[Stated goal] Gather, from the data below, each line in which the word "Pendidikan" occurs.

[Supplied data]
..........

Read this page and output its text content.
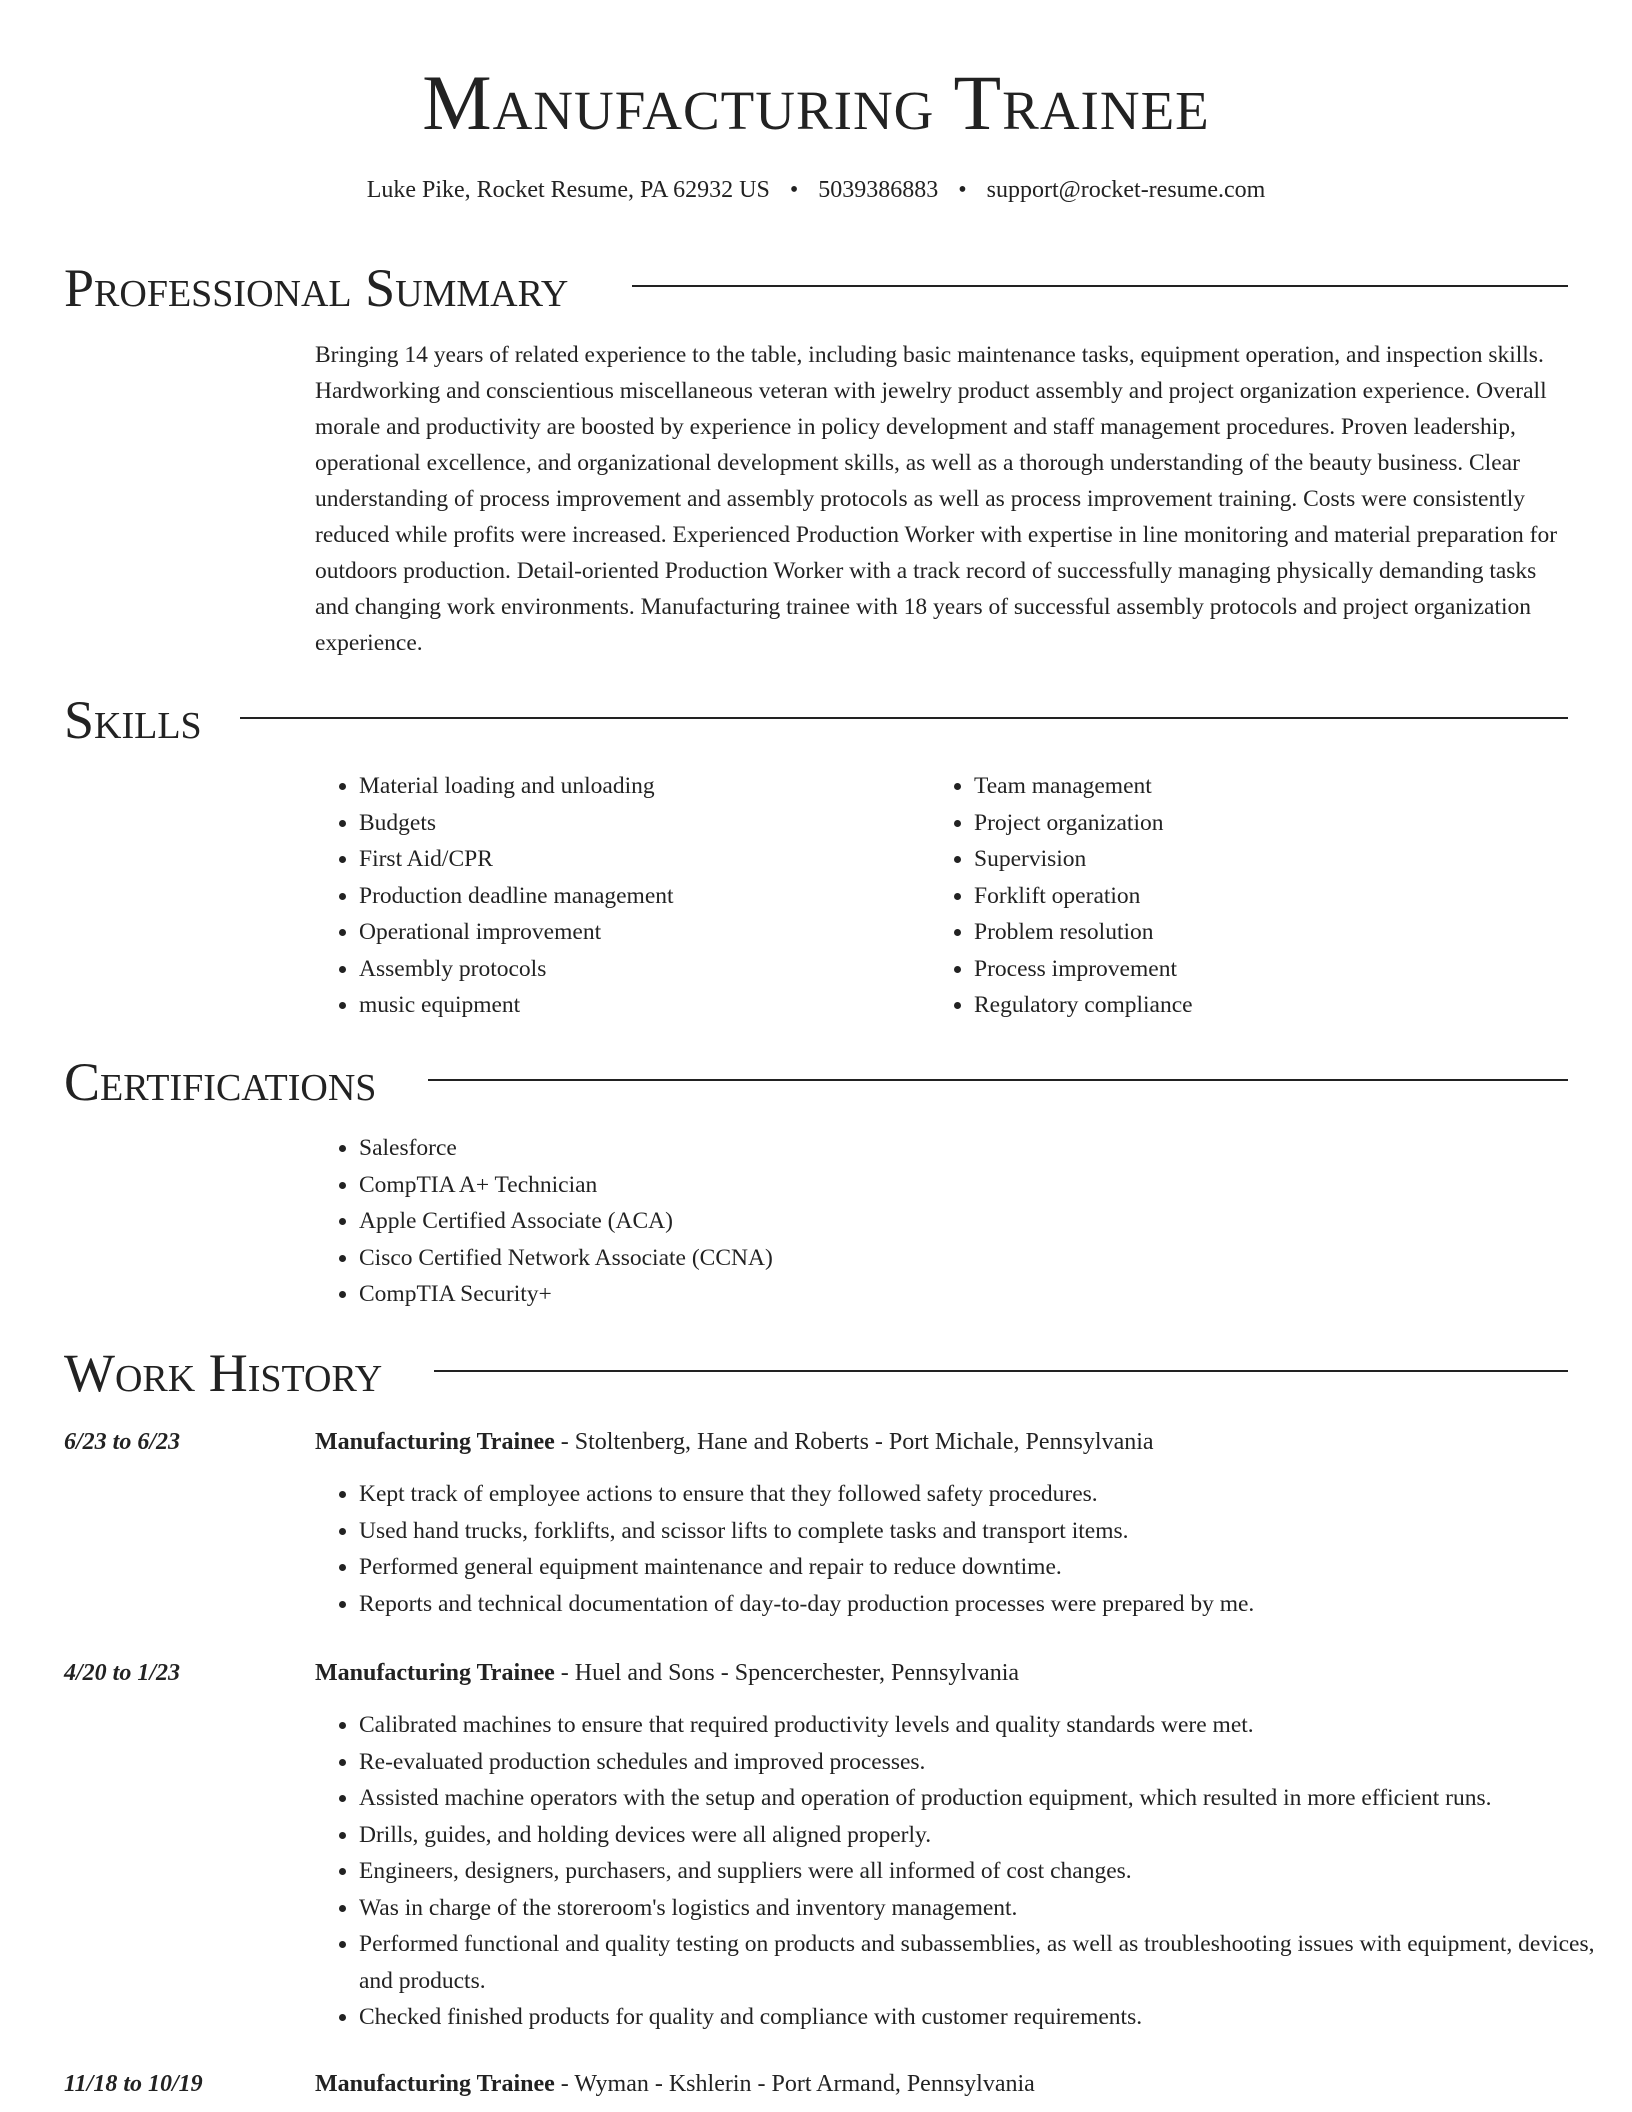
Manufacturing Trainee
Luke Pike, Rocket Resume, PA 62932 US • 5039386883 • support@rocket-resume.com
Professional Summary

Bringing 14 years of related experience to the table, including basic maintenance tasks, equipment operation, and inspection skills. Hardworking and conscientious miscellaneous veteran with jewelry product assembly and project organization experience. Overall morale and productivity are boosted by experience in policy development and staff management procedures. Proven leadership, operational excellence, and organizational development skills, as well as a thorough understanding of the beauty business. Clear understanding of process improvement and assembly protocols as well as process improvement training. Costs were consistently reduced while profits were increased. Experienced Production Worker with expertise in line monitoring and material preparation for outdoors production. Detail-oriented Production Worker with a track record of successfully managing physically demanding tasks and changing work environments. Manufacturing trainee with 18 years of successful assembly protocols and project organization experience.

Skills
• Material loading and unloading
• Budgets
• First Aid/CPR
• Production deadline management
• Operational improvement
• Assembly protocols
• music equipment
• Team management
• Project organization
• Supervision
• Forklift operation
• Problem resolution
• Process improvement
• Regulatory compliance
Certifications
• Salesforce
• CompTIA A+ Technician
• Apple Certified Associate (ACA)
• Cisco Certified Network Associate (CCNA)
• CompTIA Security+
Work History
6/23 to 6/23	Manufacturing Trainee - Stoltenberg, Hane and Roberts - Port Michale, Pennsylvania
• Kept track of employee actions to ensure that they followed safety procedures.
• Used hand trucks, forklifts, and scissor lifts to complete tasks and transport items.
• Performed general equipment maintenance and repair to reduce downtime.
• Reports and technical documentation of day-to-day production processes were prepared by me.
4/20 to 1/23	Manufacturing Trainee - Huel and Sons - Spencerchester, Pennsylvania
• Calibrated machines to ensure that required productivity levels and quality standards were met.
• Re-evaluated production schedules and improved processes.
• Assisted machine operators with the setup and operation of production equipment, which resulted in more efficient runs.
• Drills, guides, and holding devices were all aligned properly.
• Engineers, designers, purchasers, and suppliers were all informed of cost changes.
• Was in charge of the storeroom's logistics and inventory management.
• Performed functional and quality testing on products and subassemblies, as well as troubleshooting issues with equipment, devices, and products.
• Checked finished products for quality and compliance with customer requirements.
11/18 to 10/19	Manufacturing Trainee - Wyman - Kshlerin - Port Armand, Pennsylvania
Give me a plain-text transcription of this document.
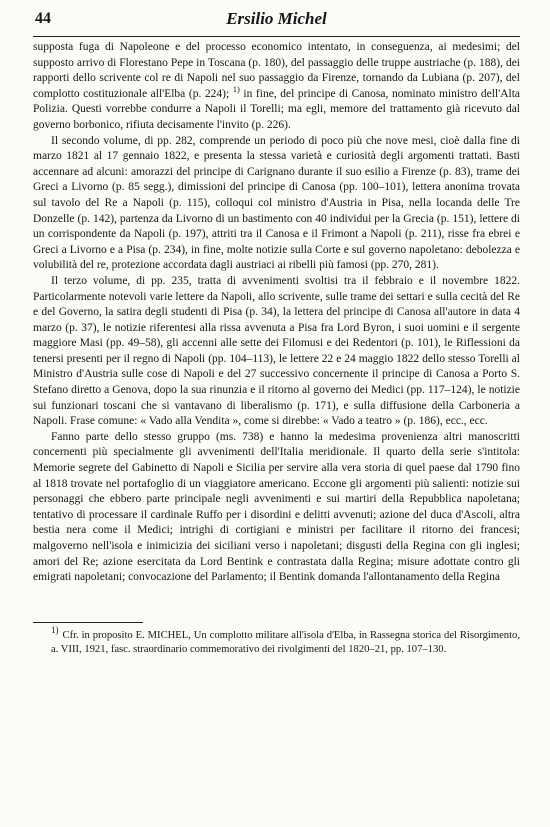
44	Ersilio Michel

supposta fuga di Napoleone e del processo economico intentato, in conseguenza, ai medesimi; del supposto arrivo di Florestano Pepe in Toscana (p. 180), del passaggio delle truppe austriache (p. 188), dei rapporti dello scrivente col re di Napoli nel suo passaggio da Firenze, tornando da Lubiana (p. 207), del complotto costituzionale all'Elba (p. 224); $^{1)}$ in fine, del principe di Canosa, nominato ministro dell'Alta Polizia. Questi vorrebbe condurre a Napoli il Torelli; ma egli, memore del trattamento già ricevuto dal governo borbonico, rifiuta decisamente l'invito (p. 226).

Il secondo volume, di pp. 282, comprende un periodo di poco più che nove mesi, cioè dalla fine di marzo 1821 al 17 gennaio 1822, e presenta la stessa varietà e curiosità degli argomenti trattati. Basti accennare ad alcuni: amorazzi del principe di Carignano durante il suo esilio a Firenze (p. 83), trame dei Greci a Livorno (p. 85 segg.), dimissioni del principe di Canosa (pp. 100–101), lettera anonima trovata sul tavolo del Re a Napoli (p. 115), colloqui col ministro d'Austria in Pisa, nella locanda delle Tre Donzelle (p. 142), partenza da Livorno di un bastimento con 40 individui per la Grecia (p. 151), lettere di un corrispondente da Napoli (p. 197), attriti tra il Canosa e il Frimont a Napoli (p. 211), risse fra ebrei e Greci a Livorno e a Pisa (p. 234), in fine, molte notizie sulla Corte e sul governo napoletano: debolezza e volubilità del re, protezione accordata dagli austriaci ai ribelli più famosi (pp. 270, 281).

Il terzo volume, di pp. 235, tratta di avvenimenti svoltisi tra il febbraio e il novembre 1822. Particolarmente notevoli varie lettere da Napoli, allo scrivente, sulle trame dei settari e sulla cecità del Re e del Governo, la satira degli studenti di Pisa (p. 34), la lettera del principe di Canosa all'autore in data 4 marzo (p. 37), le notizie riferentesi alla rissa avvenuta a Pisa fra Lord Byron, i suoi uomini e il sergente maggiore Masi (pp. 49–58), gli accenni alle sette dei Filomusi e dei Redentori (p. 101), le Riflessioni da tenersi presenti per il regno di Napoli (pp. 104–113), le lettere 22 e 24 maggio 1822 dello stesso Torelli al Ministro d'Austria sulle cose di Napoli e del 27 successivo concernente il principe di Canosa a Porto S. Stefano diretto a Genova, dopo la sua rinunzia e il ritorno al governo dei Medici (pp. 117–124), le notizie sui funzionari toscani che si vantavano di liberalismo (p. 171), e sulla diffusione della Carboneria a Napoli. Frase comune: « Vado alla Vendita », come si direbbe: « Vado a teatro » (p. 186), ecc., ecc.

Fanno parte dello stesso gruppo (ms. 738) e hanno la medesima provenienza altri manoscritti concernenti più specialmente gli avvenimenti dell'Italia meridionale. Il quarto della serie s'intitola: Memorie segrete del Gabinetto di Napoli e Sicilia per servire alla vera storia di quel paese dal 1790 fino al 1818 trovate nel portafoglio di un viaggiatore americano. Eccone gli argomenti più salienti: notizie sui personaggi che ebbero parte principale negli avvenimenti e sui martiri della Repubblica napoletana; tentativo di processare il cardinale Ruffo per i disordini e delitti avvenuti; azione del duca d'Ascoli, altra bestia nera come il Medici; intrighi di cortigiani e ministri per facilitare il ritorno dei francesi; malgoverno nell'isola e inimicizia dei siciliani verso i napoletani; disgusti della Regina con gli inglesi; amori del Re; azione esercitata da Lord Bentink e contrastata dalla Regina; misure adottate contro gli emigrati napoletani; convocazione del Parlamento; il Bentink domanda l'allontanamento della Regina

$^{1)}$ Cfr. in proposito E. MICHEL, Un complotto militare all'isola d'Elba, in Rassegna storica del Risorgimento, a. VIII, 1921, fasc. straordinario commemorativo dei rivolgimenti del 1820–21, pp. 107–130.
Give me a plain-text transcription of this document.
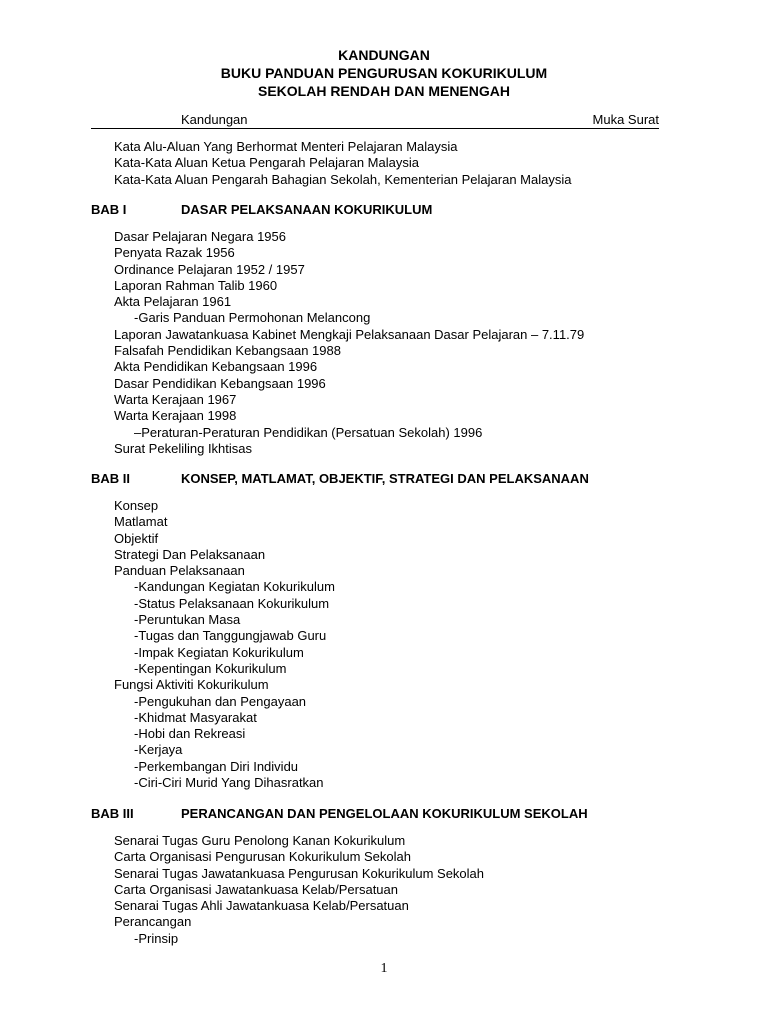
KANDUNGAN
BUKU PANDUAN PENGURUSAN KOKURIKULUM
SEKOLAH RENDAH DAN MENENGAH
Kandungan	Muka Surat
Kata Alu-Aluan Yang Berhormat Menteri Pelajaran Malaysia
Kata-Kata Aluan Ketua Pengarah Pelajaran Malaysia
Kata-Kata Aluan Pengarah Bahagian Sekolah, Kementerian Pelajaran Malaysia
BAB I	DASAR PELAKSANAAN KOKURIKULUM
Dasar Pelajaran Negara 1956
Penyata Razak 1956
Ordinance Pelajaran 1952 / 1957
Laporan Rahman Talib 1960
Akta Pelajaran 1961
-Garis Panduan Permohonan Melancong
Laporan Jawatankuasa Kabinet Mengkaji Pelaksanaan Dasar Pelajaran – 7.11.79
Falsafah Pendidikan Kebangsaan 1988
Akta Pendidikan Kebangsaan 1996
Dasar Pendidikan Kebangsaan 1996
Warta Kerajaan 1967
Warta Kerajaan 1998
–Peraturan-Peraturan Pendidikan (Persatuan Sekolah) 1996
Surat Pekeliling Ikhtisas
BAB II	KONSEP, MATLAMAT, OBJEKTIF, STRATEGI DAN PELAKSANAAN
Konsep
Matlamat
Objektif
Strategi Dan Pelaksanaan
Panduan Pelaksanaan
-Kandungan Kegiatan Kokurikulum
-Status Pelaksanaan Kokurikulum
-Peruntukan Masa
-Tugas dan Tanggungjawab Guru
-Impak Kegiatan Kokurikulum
-Kepentingan Kokurikulum
Fungsi Aktiviti Kokurikulum
-Pengukuhan dan Pengayaan
-Khidmat Masyarakat
-Hobi dan Rekreasi
-Kerjaya
-Perkembangan Diri Individu
-Ciri-Ciri Murid Yang Dihasratkan
BAB III	PERANCANGAN DAN PENGELOLAAN KOKURIKULUM SEKOLAH
Senarai Tugas Guru Penolong Kanan Kokurikulum
Carta Organisasi Pengurusan Kokurikulum Sekolah
Senarai Tugas Jawatankuasa Pengurusan Kokurikulum Sekolah
Carta Organisasi Jawatankuasa Kelab/Persatuan
Senarai Tugas Ahli Jawatankuasa Kelab/Persatuan
Perancangan
-Prinsip
1
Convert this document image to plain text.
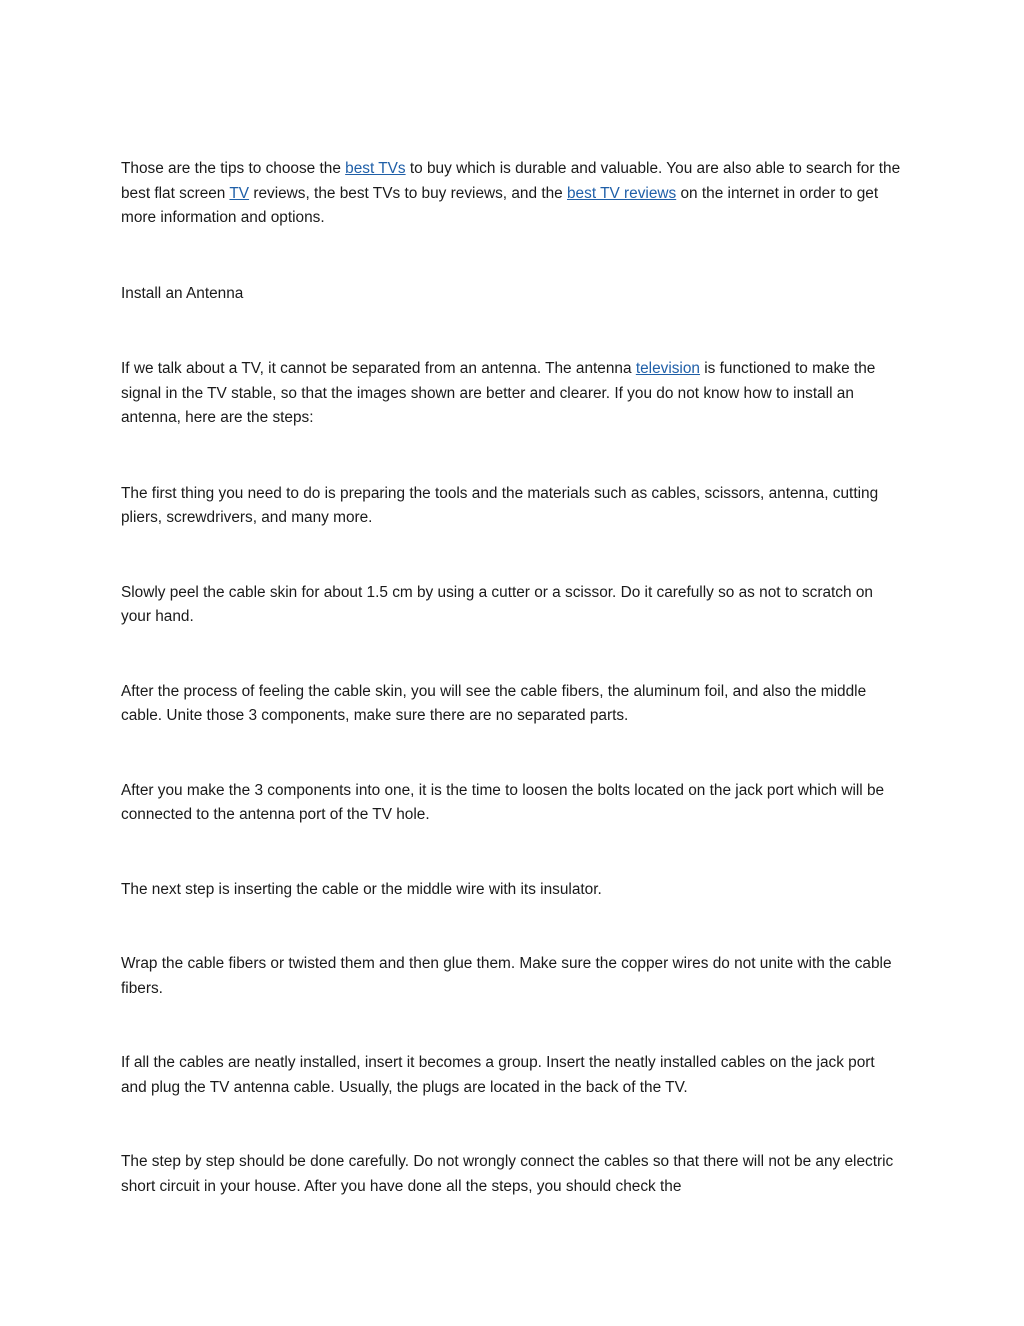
Those are the tips to choose the best TVs to buy which is durable and valuable. You are also able to search for the best flat screen TV reviews, the best TVs to buy reviews, and the best TV reviews on the internet in order to get more information and options.

Install an Antenna

If we talk about a TV, it cannot be separated from an antenna. The antenna television is functioned to make the signal in the TV stable, so that the images shown are better and clearer. If you do not know how to install an antenna, here are the steps:

The first thing you need to do is preparing the tools and the materials such as cables, scissors, antenna, cutting pliers, screwdrivers, and many more.

Slowly peel the cable skin for about 1.5 cm by using a cutter or a scissor. Do it carefully so as not to scratch on your hand.

After the process of feeling the cable skin, you will see the cable fibers, the aluminum foil, and also the middle cable. Unite those 3 components, make sure there are no separated parts.

After you make the 3 components into one, it is the time to loosen the bolts located on the jack port which will be connected to the antenna port of the TV hole.

The next step is inserting the cable or the middle wire with its insulator.

Wrap the cable fibers or twisted them and then glue them. Make sure the copper wires do not unite with the cable fibers.

If all the cables are neatly installed, insert it becomes a group. Insert the neatly installed cables on the jack port and plug the TV antenna cable. Usually, the plugs are located in the back of the TV.

The step by step should be done carefully. Do not wrongly connect the cables so that there will not be any electric short circuit in your house. After you have done all the steps, you should check the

..........

[Complete answer]
Falsafah Pendidikan Kebangsaan 1988
Akta Pendidikan Kebangsaan 1996
Dasar Pendidikan Kebangsaan 1996
–Peraturan-Peraturan Pendidikan (Persatuan Sekolah) 1996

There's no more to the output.